■ **What you should do**
Copy the listing below in full and skip every picture.

Data extracted from a collection:
- - - -
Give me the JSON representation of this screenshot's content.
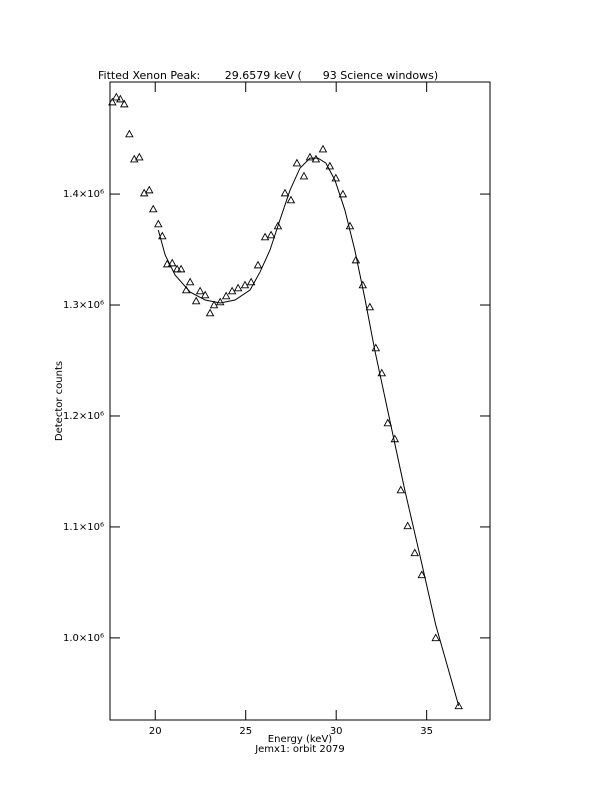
{
  "chart_data": {
    "type": "scatter",
    "title": "Fitted Xenon Peak:       29.6579 keV (      93 Science windows)",
    "x_label": "Energy (keV)",
    "subtitle": "Jemx1: orbit 2079",
    "y_label": "Detector counts",
    "xlim": [
      17.5,
      38.5
    ],
    "ylim": [
      926000,
      1501000
    ],
    "xticks": [
      20,
      25,
      30,
      35
    ],
    "yticks": [
      {
        "value": 1000000,
        "label": "1.0×10⁶"
      },
      {
        "value": 1100000,
        "label": "1.1×10⁶"
      },
      {
        "value": 1200000,
        "label": "1.2×10⁶"
      },
      {
        "value": 1300000,
        "label": "1.3×10⁶"
      },
      {
        "value": 1400000,
        "label": "1.4×10⁶"
      }
    ],
    "color": "#000000",
    "series": [
      {
        "style": "triangle",
        "x": [
          17.63,
          17.85,
          18.07,
          18.29,
          18.57,
          18.84,
          19.12,
          19.39,
          19.67,
          19.89,
          20.17,
          20.39,
          20.66,
          20.94,
          21.21,
          21.43,
          21.71,
          21.93,
          22.26,
          22.48,
          22.76,
          23.03,
          23.25,
          23.59,
          23.92,
          24.25,
          24.58,
          24.96,
          25.3,
          25.68,
          26.07,
          26.4,
          26.78,
          27.17,
          27.5,
          27.83,
          28.22,
          28.55,
          28.88,
          29.27,
          29.65,
          29.98,
          30.37,
          30.76,
          31.09,
          31.47,
          31.86,
          32.19,
          32.52,
          32.85,
          33.24,
          33.57,
          33.95,
          34.34,
          34.73,
          35.5,
          36.77
        ],
        "values": [
          1482900,
          1487400,
          1485600,
          1481100,
          1454100,
          1431500,
          1433300,
          1400900,
          1403600,
          1386500,
          1373000,
          1362200,
          1336900,
          1337800,
          1332400,
          1332400,
          1313500,
          1320700,
          1303600,
          1312600,
          1309000,
          1292800,
          1300000,
          1302700,
          1308100,
          1312600,
          1315300,
          1318000,
          1320700,
          1336000,
          1361300,
          1363100,
          1371200,
          1400900,
          1394600,
          1427900,
          1416200,
          1433300,
          1431500,
          1440500,
          1425200,
          1414400,
          1400000,
          1371200,
          1340500,
          1318000,
          1298200,
          1261300,
          1238700,
          1193700,
          1179300,
          1133300,
          1100900,
          1076600,
          1056800,
          1000000,
          938700
        ]
      },
      {
        "style": "line",
        "x": [
          20.17,
          20.55,
          21.1,
          21.93,
          22.76,
          23.59,
          24.41,
          25.24,
          25.79,
          26.34,
          26.89,
          27.45,
          28.0,
          28.55,
          28.99,
          29.43,
          29.93,
          30.48,
          31.03,
          31.58,
          32.13,
          32.96,
          33.79,
          34.62,
          35.5,
          36.77
        ],
        "values": [
          1367600,
          1345000,
          1327000,
          1311700,
          1304500,
          1301800,
          1304500,
          1313500,
          1329700,
          1349500,
          1376600,
          1403600,
          1423400,
          1432400,
          1432400,
          1427900,
          1412600,
          1385600,
          1349500,
          1306300,
          1259500,
          1196400,
          1133300,
          1074800,
          1011700,
          938700
        ]
      }
    ]
  }
}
- - - -
■ **Complete output**
Give me the JSON representation of this screenshot's content.
{
  "chart_data": {
    "type": "scatter",
    "title": "Fitted Xenon Peak:       29.6579 keV (      93 Science windows)",
    "x_label": "Energy (keV)",
    "subtitle": "Jemx1: orbit 2079",
    "y_label": "Detector counts",
    "xlim": [
      17.5,
      38.5
    ],
    "ylim": [
      926000,
      1501000
    ],
    "xticks": [
      20,
      25,
      30,
      35
    ],
    "yticks": [
      {
        "value": 1000000,
        "label": "1.0×10⁶"
      },
      {
        "value": 1100000,
        "label": "1.1×10⁶"
      },
      {
        "value": 1200000,
        "label": "1.2×10⁶"
      },
      {
        "value": 1300000,
        "label": "1.3×10⁶"
      },
      {
        "value": 1400000,
        "label": "1.4×10⁶"
      }
    ],
    "color": "#000000",
    "series": [
      {
        "style": "triangle",
        "x": [
          17.63,
          17.85,
          18.07,
          18.29,
          18.57,
          18.84,
          19.12,
          19.39,
          19.67,
          19.89,
          20.17,
          20.39,
          20.66,
          20.94,
          21.21,
          21.43,
          21.71,
          21.93,
          22.26,
          22.48,
          22.76,
          23.03,
          23.25,
          23.59,
          23.92,
          24.25,
          24.58,
          24.96,
          25.3,
          25.68,
          26.07,
          26.4,
          26.78,
          27.17,
          27.5,
          27.83,
          28.22,
          28.55,
          28.88,
          29.27,
          29.65,
          29.98,
          30.37,
          30.76,
          31.09,
          31.47,
          31.86,
          32.19,
          32.52,
          32.85,
          33.24,
          33.57,
          33.95,
          34.34,
          34.73,
          35.5,
          36.77
        ],
        "values": [
          1482900,
          1487400,
          1485600,
          1481100,
          1454100,
          1431500,
          1433300,
          1400900,
          1403600,
          1386500,
          1373000,
          1362200,
          1336900,
          1337800,
          1332400,
          1332400,
          1313500,
          1320700,
          1303600,
          1312600,
          1309000,
          1292800,
          1300000,
          1302700,
          1308100,
          1312600,
          1315300,
          1318000,
          1320700,
          1336000,
          1361300,
          1363100,
          1371200,
          1400900,
          1394600,
          1427900,
          1416200,
          1433300,
          1431500,
          1440500,
          1425200,
          1414400,
          1400000,
          1371200,
          1340500,
          1318000,
          1298200,
          1261300,
          1238700,
          1193700,
          1179300,
          1133300,
          1100900,
          1076600,
          1056800,
          1000000,
          938700
        ]
      },
      {
        "style": "line",
        "x": [
          20.17,
          20.55,
          21.1,
          21.93,
          22.76,
          23.59,
          24.41,
          25.24,
          25.79,
          26.34,
          26.89,
          27.45,
          28.0,
          28.55,
          28.99,
          29.43,
          29.93,
          30.48,
          31.03,
          31.58,
          32.13,
          32.96,
          33.79,
          34.62,
          35.5,
          36.77
        ],
        "values": [
          1367600,
          1345000,
          1327000,
          1311700,
          1304500,
          1301800,
          1304500,
          1313500,
          1329700,
          1349500,
          1376600,
          1403600,
          1423400,
          1432400,
          1432400,
          1427900,
          1412600,
          1385600,
          1349500,
          1306300,
          1259500,
          1196400,
          1133300,
          1074800,
          1011700,
          938700
        ]
      }
    ]
  }
}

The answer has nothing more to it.